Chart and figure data
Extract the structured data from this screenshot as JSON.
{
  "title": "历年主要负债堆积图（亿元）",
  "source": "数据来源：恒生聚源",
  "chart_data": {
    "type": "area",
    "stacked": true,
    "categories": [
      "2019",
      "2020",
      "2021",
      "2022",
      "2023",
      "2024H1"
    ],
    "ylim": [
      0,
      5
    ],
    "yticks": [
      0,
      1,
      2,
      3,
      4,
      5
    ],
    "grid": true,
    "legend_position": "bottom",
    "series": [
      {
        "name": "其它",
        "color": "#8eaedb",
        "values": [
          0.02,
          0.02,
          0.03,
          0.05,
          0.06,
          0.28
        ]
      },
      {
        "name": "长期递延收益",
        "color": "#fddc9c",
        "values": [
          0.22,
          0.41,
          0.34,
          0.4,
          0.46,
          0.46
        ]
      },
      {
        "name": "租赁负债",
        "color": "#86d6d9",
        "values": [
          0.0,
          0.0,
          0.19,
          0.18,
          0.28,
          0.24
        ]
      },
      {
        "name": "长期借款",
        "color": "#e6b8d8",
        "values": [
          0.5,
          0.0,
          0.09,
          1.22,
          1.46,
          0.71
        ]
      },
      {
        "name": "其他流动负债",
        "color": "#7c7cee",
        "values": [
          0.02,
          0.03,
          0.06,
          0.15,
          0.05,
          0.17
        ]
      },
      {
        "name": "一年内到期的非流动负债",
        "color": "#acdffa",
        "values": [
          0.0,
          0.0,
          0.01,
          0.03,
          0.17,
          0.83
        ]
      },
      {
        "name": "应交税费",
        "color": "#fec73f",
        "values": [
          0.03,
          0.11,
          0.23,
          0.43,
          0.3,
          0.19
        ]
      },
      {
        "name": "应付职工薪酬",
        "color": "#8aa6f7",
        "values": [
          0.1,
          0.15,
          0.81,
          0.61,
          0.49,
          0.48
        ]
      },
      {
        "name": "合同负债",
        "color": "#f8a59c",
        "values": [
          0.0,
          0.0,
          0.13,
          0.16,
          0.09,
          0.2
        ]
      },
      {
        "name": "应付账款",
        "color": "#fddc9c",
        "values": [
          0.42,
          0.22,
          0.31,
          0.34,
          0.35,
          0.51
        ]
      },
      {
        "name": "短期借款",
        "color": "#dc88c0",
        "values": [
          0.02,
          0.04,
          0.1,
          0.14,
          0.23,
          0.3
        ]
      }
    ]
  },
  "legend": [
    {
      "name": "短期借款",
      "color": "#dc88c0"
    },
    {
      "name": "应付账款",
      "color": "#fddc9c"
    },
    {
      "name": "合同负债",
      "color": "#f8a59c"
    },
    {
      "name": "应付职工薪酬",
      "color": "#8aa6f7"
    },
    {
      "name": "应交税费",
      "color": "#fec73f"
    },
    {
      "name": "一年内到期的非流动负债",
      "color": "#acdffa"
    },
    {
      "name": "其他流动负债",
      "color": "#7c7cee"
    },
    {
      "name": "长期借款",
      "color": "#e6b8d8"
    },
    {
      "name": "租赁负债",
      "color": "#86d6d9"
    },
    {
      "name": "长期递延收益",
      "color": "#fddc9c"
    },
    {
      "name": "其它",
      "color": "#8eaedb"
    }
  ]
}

* Task requirements: Repeat the listing exactly, from its first line to its last.

* Problem solution:
Extract the structured data from this screenshot as JSON.
{
  "title": "历年主要负债堆积图（亿元）",
  "source": "数据来源：恒生聚源",
  "chart_data": {
    "type": "area",
    "stacked": true,
    "categories": [
      "2019",
      "2020",
      "2021",
      "2022",
      "2023",
      "2024H1"
    ],
    "ylim": [
      0,
      5
    ],
    "yticks": [
      0,
      1,
      2,
      3,
      4,
      5
    ],
    "grid": true,
    "legend_position": "bottom",
    "series": [
      {
        "name": "其它",
        "color": "#8eaedb",
        "values": [
          0.02,
          0.02,
          0.03,
          0.05,
          0.06,
          0.28
        ]
      },
      {
        "name": "长期递延收益",
        "color": "#fddc9c",
        "values": [
          0.22,
          0.41,
          0.34,
          0.4,
          0.46,
          0.46
        ]
      },
      {
        "name": "租赁负债",
        "color": "#86d6d9",
        "values": [
          0.0,
          0.0,
          0.19,
          0.18,
          0.28,
          0.24
        ]
      },
      {
        "name": "长期借款",
        "color": "#e6b8d8",
        "values": [
          0.5,
          0.0,
          0.09,
          1.22,
          1.46,
          0.71
        ]
      },
      {
        "name": "其他流动负债",
        "color": "#7c7cee",
        "values": [
          0.02,
          0.03,
          0.06,
          0.15,
          0.05,
          0.17
        ]
      },
      {
        "name": "一年内到期的非流动负债",
        "color": "#acdffa",
        "values": [
          0.0,
          0.0,
          0.01,
          0.03,
          0.17,
          0.83
        ]
      },
      {
        "name": "应交税费",
        "color": "#fec73f",
        "values": [
          0.03,
          0.11,
          0.23,
          0.43,
          0.3,
          0.19
        ]
      },
      {
        "name": "应付职工薪酬",
        "color": "#8aa6f7",
        "values": [
          0.1,
          0.15,
          0.81,
          0.61,
          0.49,
          0.48
        ]
      },
      {
        "name": "合同负债",
        "color": "#f8a59c",
        "values": [
          0.0,
          0.0,
          0.13,
          0.16,
          0.09,
          0.2
        ]
      },
      {
        "name": "应付账款",
        "color": "#fddc9c",
        "values": [
          0.42,
          0.22,
          0.31,
          0.34,
          0.35,
          0.51
        ]
      },
      {
        "name": "短期借款",
        "color": "#dc88c0",
        "values": [
          0.02,
          0.04,
          0.1,
          0.14,
          0.23,
          0.3
        ]
      }
    ]
  },
  "legend": [
    {
      "name": "短期借款",
      "color": "#dc88c0"
    },
    {
      "name": "应付账款",
      "color": "#fddc9c"
    },
    {
      "name": "合同负债",
      "color": "#f8a59c"
    },
    {
      "name": "应付职工薪酬",
      "color": "#8aa6f7"
    },
    {
      "name": "应交税费",
      "color": "#fec73f"
    },
    {
      "name": "一年内到期的非流动负债",
      "color": "#acdffa"
    },
    {
      "name": "其他流动负债",
      "color": "#7c7cee"
    },
    {
      "name": "长期借款",
      "color": "#e6b8d8"
    },
    {
      "name": "租赁负债",
      "color": "#86d6d9"
    },
    {
      "name": "长期递延收益",
      "color": "#fddc9c"
    },
    {
      "name": "其它",
      "color": "#8eaedb"
    }
  ]
}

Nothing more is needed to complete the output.